» YOUR ASSIGNMENT: Please list each task name that follows "- name:" in the patch below.

» SUPPLIED PASSAGE:
#####

From 77e48d3eccdc320fe61a7d57604765edab98a8e3 Mon Sep 17 00:00:00 2001
From: Mark Bolwell <mark.bollyuk@gmail.com>
Date: Thu, 19 Jan 2023 16:29:44 +0000
Subject: [PATCH] 6.2.11 nologin to exclude & fixed tag

Signed-off-by: Mark Bolwell <mark.bollyuk@gmail.com>
---
 tasks/section_6/cis_6.2.x.yml | 47 ++++++++++++++++++-----------------
 1 file changed, 24 insertions(+), 23 deletions(-)

diff --git a/tasks/section_6/cis_6.2.x.yml b/tasks/section_6/cis_6.2.x.yml
index 36de90f..257c6a6 100644
--- a/tasks/section_6/cis_6.2.x.yml
+++ b/tasks/section_6/cis_6.2.x.yml
@@ -332,13 +332,14 @@
       - item.uid >= min_int_uid | int
       - item.id != 'nobody'
       - (item.id != 'tss' and item.dir != '/dev/null')
+      - item.shell != '/sbin/nologin'
       - rhel9cis_rule_6_2_11
   tags:
       - level1-server
       - level1-workstation
       - patch
       - users
-      - rule_6.2.10
+      - rule_6.2.11
 
 - name: "6.2.12 | PATCH | Ensure local interactive user home directories are mode 750 or more restrictive"
   block:
@@ -408,10 +409,10 @@
 
 - name: "6.2.13 | PATCH | Ensure no local interactive user has .netrc files"
   ansible.builtin.file:
-      path: "~{{ item }}/.netrc"
+      path: "{{ item }}/.netrc"
       state: absent
   with_items:
-      - "{{ users.stdout_lines }}"
+      - "{{ interactive_users_home.stdout_lines }}"
   when:
       - rhel9cis_rule_6_2_13
   tags:
@@ -424,10 +425,10 @@
 
 - name: "6.2.14 | PATCH | Ensure no local interactive user has .forward files"
   ansible.builtin.file:
-      path: "~{{ item }}/.forward"
+      path: "{{ item }}/.forward"

#####

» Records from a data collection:

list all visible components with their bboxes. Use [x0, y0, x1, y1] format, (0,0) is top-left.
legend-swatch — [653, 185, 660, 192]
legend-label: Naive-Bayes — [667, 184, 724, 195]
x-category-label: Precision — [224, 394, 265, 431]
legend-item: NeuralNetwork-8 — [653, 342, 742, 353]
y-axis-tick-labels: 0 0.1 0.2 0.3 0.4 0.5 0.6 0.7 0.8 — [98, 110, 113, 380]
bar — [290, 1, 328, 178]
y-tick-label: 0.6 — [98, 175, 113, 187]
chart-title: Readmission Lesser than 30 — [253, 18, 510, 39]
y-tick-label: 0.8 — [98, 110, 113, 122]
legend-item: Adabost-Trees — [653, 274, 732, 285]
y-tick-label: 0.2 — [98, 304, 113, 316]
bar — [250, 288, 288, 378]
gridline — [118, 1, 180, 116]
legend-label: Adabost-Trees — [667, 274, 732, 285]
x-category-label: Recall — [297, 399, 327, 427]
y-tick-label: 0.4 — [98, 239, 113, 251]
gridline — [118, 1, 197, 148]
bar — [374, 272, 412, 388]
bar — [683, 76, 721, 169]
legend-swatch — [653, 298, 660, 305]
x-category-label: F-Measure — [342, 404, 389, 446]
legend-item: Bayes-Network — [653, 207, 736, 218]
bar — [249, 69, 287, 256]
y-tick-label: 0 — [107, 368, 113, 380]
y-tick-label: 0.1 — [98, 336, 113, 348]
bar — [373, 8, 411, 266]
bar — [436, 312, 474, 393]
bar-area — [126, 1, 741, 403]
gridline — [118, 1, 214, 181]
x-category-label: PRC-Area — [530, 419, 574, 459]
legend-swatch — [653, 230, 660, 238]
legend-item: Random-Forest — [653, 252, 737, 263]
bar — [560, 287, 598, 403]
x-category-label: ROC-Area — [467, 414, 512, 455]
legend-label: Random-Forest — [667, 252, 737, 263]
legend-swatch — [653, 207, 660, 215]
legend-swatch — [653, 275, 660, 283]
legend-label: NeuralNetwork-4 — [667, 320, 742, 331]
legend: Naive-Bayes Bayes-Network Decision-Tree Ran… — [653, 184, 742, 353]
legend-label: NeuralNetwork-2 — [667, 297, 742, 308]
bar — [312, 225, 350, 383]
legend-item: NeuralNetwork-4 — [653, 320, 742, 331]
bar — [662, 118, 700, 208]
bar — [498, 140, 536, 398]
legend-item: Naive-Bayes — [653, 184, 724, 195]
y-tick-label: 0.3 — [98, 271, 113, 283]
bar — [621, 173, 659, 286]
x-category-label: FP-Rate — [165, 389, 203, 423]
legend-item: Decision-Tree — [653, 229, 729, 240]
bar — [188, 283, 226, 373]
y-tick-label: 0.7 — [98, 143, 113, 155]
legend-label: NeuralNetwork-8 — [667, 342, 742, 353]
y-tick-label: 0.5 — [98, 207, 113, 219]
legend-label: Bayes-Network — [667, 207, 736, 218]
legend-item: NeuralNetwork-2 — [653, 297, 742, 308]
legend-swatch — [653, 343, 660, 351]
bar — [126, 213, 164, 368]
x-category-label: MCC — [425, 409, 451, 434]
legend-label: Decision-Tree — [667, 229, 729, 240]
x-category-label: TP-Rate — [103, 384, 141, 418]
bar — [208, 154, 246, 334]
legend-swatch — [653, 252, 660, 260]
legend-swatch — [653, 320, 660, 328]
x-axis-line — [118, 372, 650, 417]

#####

» SOLUTION TO THIS TASK:
6.2.12 | PATCH | Ensure local interactive user home directories are mode 750 or more restrictive
6.2.13 | PATCH | Ensure no local interactive user has .netrc files
6.2.14 | PATCH | Ensure no local interactive user has .forward files